• **EXERCISE MATERIALS**:

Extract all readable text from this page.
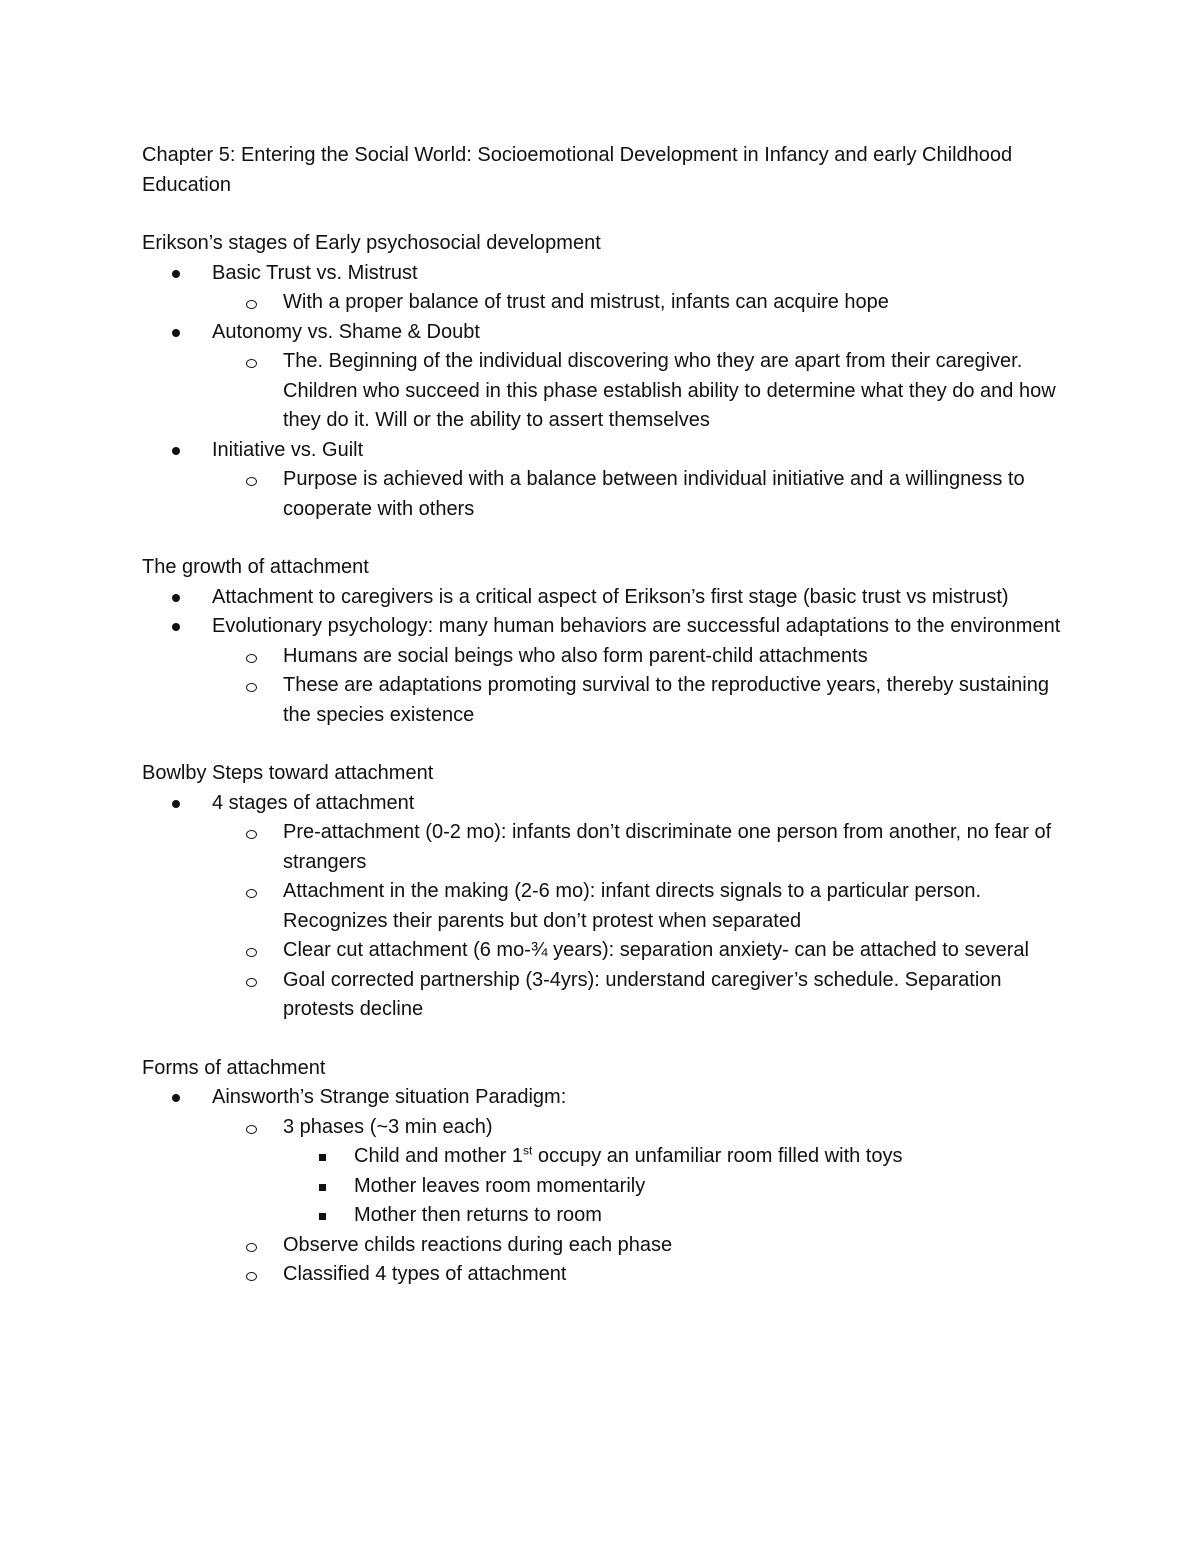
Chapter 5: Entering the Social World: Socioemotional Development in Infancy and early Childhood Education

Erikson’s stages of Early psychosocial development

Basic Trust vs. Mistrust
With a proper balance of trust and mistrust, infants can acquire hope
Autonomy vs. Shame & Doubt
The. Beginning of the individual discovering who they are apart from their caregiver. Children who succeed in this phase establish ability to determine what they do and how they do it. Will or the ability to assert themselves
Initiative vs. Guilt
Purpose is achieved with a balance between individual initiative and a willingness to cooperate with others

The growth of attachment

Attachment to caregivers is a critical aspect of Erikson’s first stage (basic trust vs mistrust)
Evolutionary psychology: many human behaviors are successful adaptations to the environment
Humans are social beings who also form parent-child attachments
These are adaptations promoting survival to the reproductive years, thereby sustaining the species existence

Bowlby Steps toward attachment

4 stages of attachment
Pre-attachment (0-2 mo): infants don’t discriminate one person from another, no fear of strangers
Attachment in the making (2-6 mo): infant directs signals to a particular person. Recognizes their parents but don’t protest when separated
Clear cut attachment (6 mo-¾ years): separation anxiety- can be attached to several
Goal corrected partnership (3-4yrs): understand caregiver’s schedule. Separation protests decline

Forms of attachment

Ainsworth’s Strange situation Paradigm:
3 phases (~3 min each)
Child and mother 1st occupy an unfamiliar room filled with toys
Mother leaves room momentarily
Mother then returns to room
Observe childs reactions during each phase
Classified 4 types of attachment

• **REQUIREMENT**: Copy each line exactly, and leave the pictures out of your copy.

• **SOLUTION TO THIS EXERCISE**:
Extract all readable text from this page.
Chapter 5: Entering the Social World: Socioemotional Development in Infancy and early Childhood Education

Erikson’s stages of Early psychosocial development

Basic Trust vs. Mistrust
With a proper balance of trust and mistrust, infants can acquire hope
Autonomy vs. Shame & Doubt
The. Beginning of the individual discovering who they are apart from their caregiver. Children who succeed in this phase establish ability to determine what they do and how they do it. Will or the ability to assert themselves
Initiative vs. Guilt
Purpose is achieved with a balance between individual initiative and a willingness to cooperate with others

The growth of attachment

Attachment to caregivers is a critical aspect of Erikson’s first stage (basic trust vs mistrust)
Evolutionary psychology: many human behaviors are successful adaptations to the environment
Humans are social beings who also form parent-child attachments
These are adaptations promoting survival to the reproductive years, thereby sustaining the species existence

Bowlby Steps toward attachment

4 stages of attachment
Pre-attachment (0-2 mo): infants don’t discriminate one person from another, no fear of strangers
Attachment in the making (2-6 mo): infant directs signals to a particular person. Recognizes their parents but don’t protest when separated
Clear cut attachment (6 mo-¾ years): separation anxiety- can be attached to several
Goal corrected partnership (3-4yrs): understand caregiver’s schedule. Separation protests decline

Forms of attachment

Ainsworth’s Strange situation Paradigm:
3 phases (~3 min each)
Child and mother 1st occupy an unfamiliar room filled with toys
Mother leaves room momentarily
Mother then returns to room
Observe childs reactions during each phase
Classified 4 types of attachment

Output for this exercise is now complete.